Return every record below exactly as written, omitting any pictures.

# # # # #

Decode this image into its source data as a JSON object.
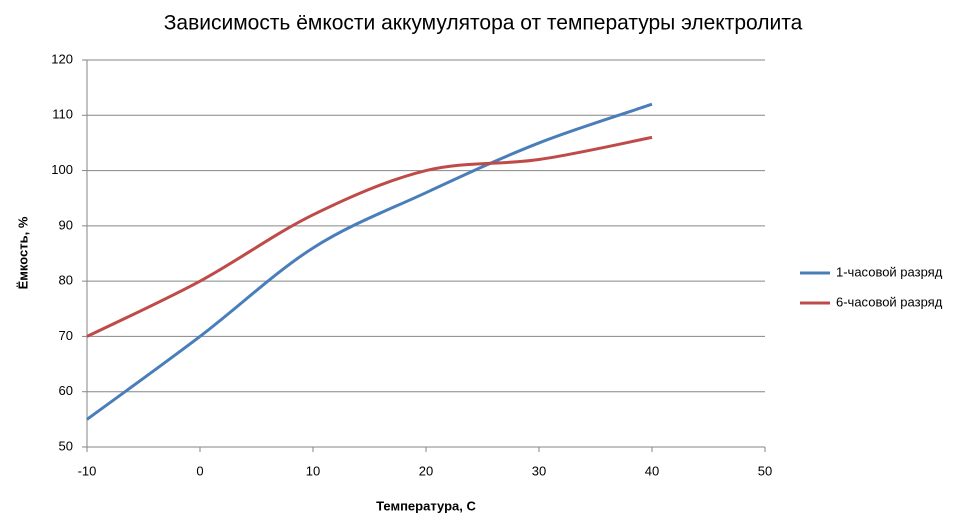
{
  "chart_data": {
    "type": "line",
    "title": "Зависимость ёмкости аккумулятора от температуры электролита",
    "x_label": "Температура, C",
    "y_label": "Ёмкость, %",
    "x": [
      -10,
      0,
      10,
      20,
      30,
      40
    ],
    "series": [
      {
        "name": "1-часовой разряд",
        "color": "#4a7ebb",
        "values": [
          55,
          70,
          86,
          96,
          105,
          112
        ]
      },
      {
        "name": "6-часовой разряд",
        "color": "#be4b48",
        "values": [
          70,
          80,
          92,
          100,
          102,
          106
        ]
      }
    ],
    "xlim": [
      -10,
      50
    ],
    "xticks": [
      -10,
      0,
      10,
      20,
      30,
      40,
      50
    ],
    "ylim": [
      50,
      120
    ],
    "yticks": [
      50,
      60,
      70,
      80,
      90,
      100,
      110,
      120
    ],
    "grid": true,
    "smooth": true,
    "legend": "right"
  }
}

# # # # #

(Reply to the task)
Decode this image into its source data as a JSON object.
{
  "chart_data": {
    "type": "line",
    "title": "Зависимость ёмкости аккумулятора от температуры электролита",
    "x_label": "Температура, C",
    "y_label": "Ёмкость, %",
    "x": [
      -10,
      0,
      10,
      20,
      30,
      40
    ],
    "series": [
      {
        "name": "1-часовой разряд",
        "color": "#4a7ebb",
        "values": [
          55,
          70,
          86,
          96,
          105,
          112
        ]
      },
      {
        "name": "6-часовой разряд",
        "color": "#be4b48",
        "values": [
          70,
          80,
          92,
          100,
          102,
          106
        ]
      }
    ],
    "xlim": [
      -10,
      50
    ],
    "xticks": [
      -10,
      0,
      10,
      20,
      30,
      40,
      50
    ],
    "ylim": [
      50,
      120
    ],
    "yticks": [
      50,
      60,
      70,
      80,
      90,
      100,
      110,
      120
    ],
    "grid": true,
    "smooth": true,
    "legend": "right"
  }
}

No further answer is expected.